■ **PROVIDED DATA**
· · · · ·
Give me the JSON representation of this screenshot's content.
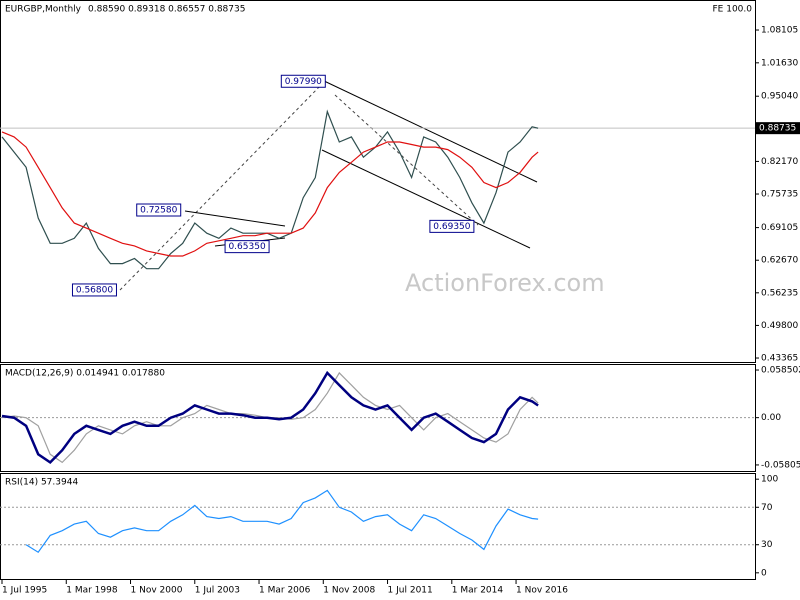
{
  "chart_data": [
    {
      "type": "line",
      "title": "EURGBP,Monthly",
      "subtitle": "0.88590 0.89318 0.86557 0.88735",
      "corner_label": "FE 100.0",
      "watermark": "ActionForex.com",
      "x": [
        "1995-07",
        "1996-01",
        "1996-07",
        "1997-01",
        "1997-07",
        "1998-01",
        "1998-07",
        "1999-01",
        "1999-07",
        "2000-01",
        "2000-07",
        "2001-01",
        "2001-07",
        "2002-01",
        "2002-07",
        "2003-01",
        "2003-07",
        "2004-01",
        "2004-07",
        "2005-01",
        "2005-07",
        "2006-01",
        "2006-07",
        "2007-01",
        "2007-07",
        "2008-01",
        "2008-07",
        "2009-01",
        "2009-07",
        "2010-01",
        "2010-07",
        "2011-01",
        "2011-07",
        "2012-01",
        "2012-07",
        "2013-01",
        "2013-07",
        "2014-01",
        "2014-07",
        "2015-01",
        "2015-07",
        "2016-01",
        "2016-07",
        "2017-01",
        "2017-07",
        "2017-10"
      ],
      "series": [
        {
          "color": "#2f4f4f",
          "values": [
            0.87,
            0.84,
            0.81,
            0.71,
            0.66,
            0.66,
            0.67,
            0.7,
            0.65,
            0.62,
            0.62,
            0.63,
            0.61,
            0.61,
            0.64,
            0.66,
            0.7,
            0.68,
            0.67,
            0.69,
            0.68,
            0.68,
            0.68,
            0.67,
            0.68,
            0.75,
            0.79,
            0.92,
            0.86,
            0.87,
            0.83,
            0.85,
            0.88,
            0.84,
            0.79,
            0.87,
            0.86,
            0.83,
            0.79,
            0.74,
            0.7,
            0.76,
            0.84,
            0.86,
            0.89,
            0.88735
          ]
        },
        {
          "color": "#e01010",
          "values": [
            0.88,
            0.87,
            0.85,
            0.81,
            0.77,
            0.73,
            0.7,
            0.69,
            0.68,
            0.67,
            0.66,
            0.655,
            0.645,
            0.64,
            0.635,
            0.635,
            0.645,
            0.66,
            0.665,
            0.67,
            0.675,
            0.675,
            0.68,
            0.68,
            0.68,
            0.69,
            0.72,
            0.77,
            0.8,
            0.82,
            0.84,
            0.85,
            0.86,
            0.86,
            0.855,
            0.85,
            0.85,
            0.845,
            0.83,
            0.81,
            0.78,
            0.77,
            0.78,
            0.8,
            0.83,
            0.84
          ]
        }
      ],
      "xlim": [
        "1995-06",
        "2026-10"
      ],
      "ylim": [
        0.4258,
        1.1403
      ],
      "yticks": [
        1.08105,
        {
          "value": 1.0163,
          "label": "1.01630"
        },
        {
          "value": 0.9504,
          "label": "0.95040"
        },
        {
          "value": 0.8217,
          "label": "0.82170"
        },
        0.75735,
        0.69105,
        {
          "value": 0.6267,
          "label": "0.62670"
        },
        0.56235,
        {
          "value": 0.498,
          "label": "0.49800"
        },
        0.43365
      ],
      "last_price": {
        "value": 0.88735,
        "label": "0.88735"
      },
      "annotations": [
        {
          "x": "2009-01",
          "value": 0.9799,
          "label": "0.97990"
        },
        {
          "x": "2003-01",
          "value": 0.7258,
          "label": "0.72580"
        },
        {
          "x": "2006-09",
          "value": 0.6535,
          "label": "0.65350"
        },
        {
          "x": "2000-05",
          "value": 0.568,
          "label": "0.56800"
        },
        {
          "x": "2015-03",
          "value": 0.6935,
          "label": "0.69350"
        }
      ]
    },
    {
      "type": "line",
      "title": "MACD(12,26,9) 0.014941 0.017880",
      "x": [
        "1995-07",
        "1996-01",
        "1996-07",
        "1997-01",
        "1997-07",
        "1998-01",
        "1998-07",
        "1999-01",
        "1999-07",
        "2000-01",
        "2000-07",
        "2001-01",
        "2001-07",
        "2002-01",
        "2002-07",
        "2003-01",
        "2003-07",
        "2004-01",
        "2004-07",
        "2005-01",
        "2005-07",
        "2006-01",
        "2006-07",
        "2007-01",
        "2007-07",
        "2008-01",
        "2008-07",
        "2009-01",
        "2009-07",
        "2010-01",
        "2010-07",
        "2011-01",
        "2011-07",
        "2012-01",
        "2012-07",
        "2013-01",
        "2013-07",
        "2014-01",
        "2014-07",
        "2015-01",
        "2015-07",
        "2016-01",
        "2016-07",
        "2017-01",
        "2017-07",
        "2017-10"
      ],
      "series": [
        {
          "color": "#a0a0a0",
          "values": [
            0,
            0.002,
            0,
            -0.01,
            -0.045,
            -0.055,
            -0.04,
            -0.02,
            -0.01,
            -0.015,
            -0.02,
            -0.01,
            -0.005,
            -0.01,
            -0.01,
            0,
            0.005,
            0.015,
            0.01,
            0.005,
            0.005,
            0.003,
            0,
            0,
            -0.002,
            0,
            0.01,
            0.03,
            0.055,
            0.04,
            0.025,
            0.015,
            0.01,
            0.015,
            0,
            -0.015,
            0,
            0.005,
            -0.005,
            -0.015,
            -0.025,
            -0.03,
            -0.02,
            0.01,
            0.025,
            0.01788
          ]
        },
        {
          "color": "#000080",
          "values": [
            0.002,
            0,
            -0.01,
            -0.045,
            -0.055,
            -0.04,
            -0.02,
            -0.01,
            -0.015,
            -0.02,
            -0.01,
            -0.005,
            -0.01,
            -0.01,
            0,
            0.005,
            0.015,
            0.01,
            0.005,
            0.005,
            0.003,
            0,
            0,
            -0.002,
            0,
            0.01,
            0.03,
            0.055,
            0.04,
            0.025,
            0.015,
            0.01,
            0.015,
            0,
            -0.015,
            0,
            0.005,
            -0.005,
            -0.015,
            -0.025,
            -0.03,
            -0.02,
            0.01,
            0.025,
            0.02,
            0.014941
          ]
        }
      ],
      "xlim": [
        "1995-06",
        "2026-10"
      ],
      "ylim": [
        -0.0655,
        0.0659
      ],
      "yticks": [
        0.058502,
        {
          "value": 0,
          "label": "0.00"
        },
        -0.058054
      ],
      "level_lines": true
    },
    {
      "type": "line",
      "title": "RSI(14) 57.3944",
      "x": [
        "1995-07",
        "1996-01",
        "1996-07",
        "1997-01",
        "1997-07",
        "1998-01",
        "1998-07",
        "1999-01",
        "1999-07",
        "2000-01",
        "2000-07",
        "2001-01",
        "2001-07",
        "2002-01",
        "2002-07",
        "2003-01",
        "2003-07",
        "2004-01",
        "2004-07",
        "2005-01",
        "2005-07",
        "2006-01",
        "2006-07",
        "2007-01",
        "2007-07",
        "2008-01",
        "2008-07",
        "2009-01",
        "2009-07",
        "2010-01",
        "2010-07",
        "2011-01",
        "2011-07",
        "2012-01",
        "2012-07",
        "2013-01",
        "2013-07",
        "2014-01",
        "2014-07",
        "2015-01",
        "2015-07",
        "2016-01",
        "2016-07",
        "2017-01",
        "2017-07",
        "2017-10"
      ],
      "series": [
        {
          "color": "#1e90ff",
          "values": [
            null,
            null,
            30,
            22,
            40,
            45,
            52,
            55,
            42,
            38,
            45,
            48,
            45,
            45,
            55,
            62,
            72,
            60,
            58,
            60,
            55,
            55,
            55,
            52,
            58,
            75,
            80,
            88,
            70,
            65,
            55,
            60,
            62,
            52,
            45,
            62,
            58,
            50,
            42,
            35,
            25,
            50,
            68,
            62,
            58,
            57.3944
          ]
        }
      ],
      "xlim": [
        "1995-06",
        "2026-10"
      ],
      "ylim": [
        -6.6,
        106.6
      ],
      "yticks": [
        100,
        70,
        30,
        0
      ],
      "level_lines": true,
      "xticks": [
        {
          "value": "1995-07",
          "label": "1 Jul 1995"
        },
        {
          "value": "1998-03",
          "label": "1 Mar 1998"
        },
        {
          "value": "2000-11",
          "label": "1 Nov 2000"
        },
        {
          "value": "2003-07",
          "label": "1 Jul 2003"
        },
        {
          "value": "2006-03",
          "label": "1 Mar 2006"
        },
        {
          "value": "2008-11",
          "label": "1 Nov 2008"
        },
        {
          "value": "2011-07",
          "label": "1 Jul 2011"
        },
        {
          "value": "2014-03",
          "label": "1 Mar 2014"
        },
        {
          "value": "2016-11",
          "label": "1 Nov 2016"
        }
      ]
    }
  ]
}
· · · · ·
■ **GOAL**
Check each line of the records above for the string "color", and report every line that has it.

■ **OUTPUT BELOW**
          "color": "#2f4f4f",
          "color": "#e01010",
          "color": "#a0a0a0",
          "color": "#000080",
          "color": "#1e90ff",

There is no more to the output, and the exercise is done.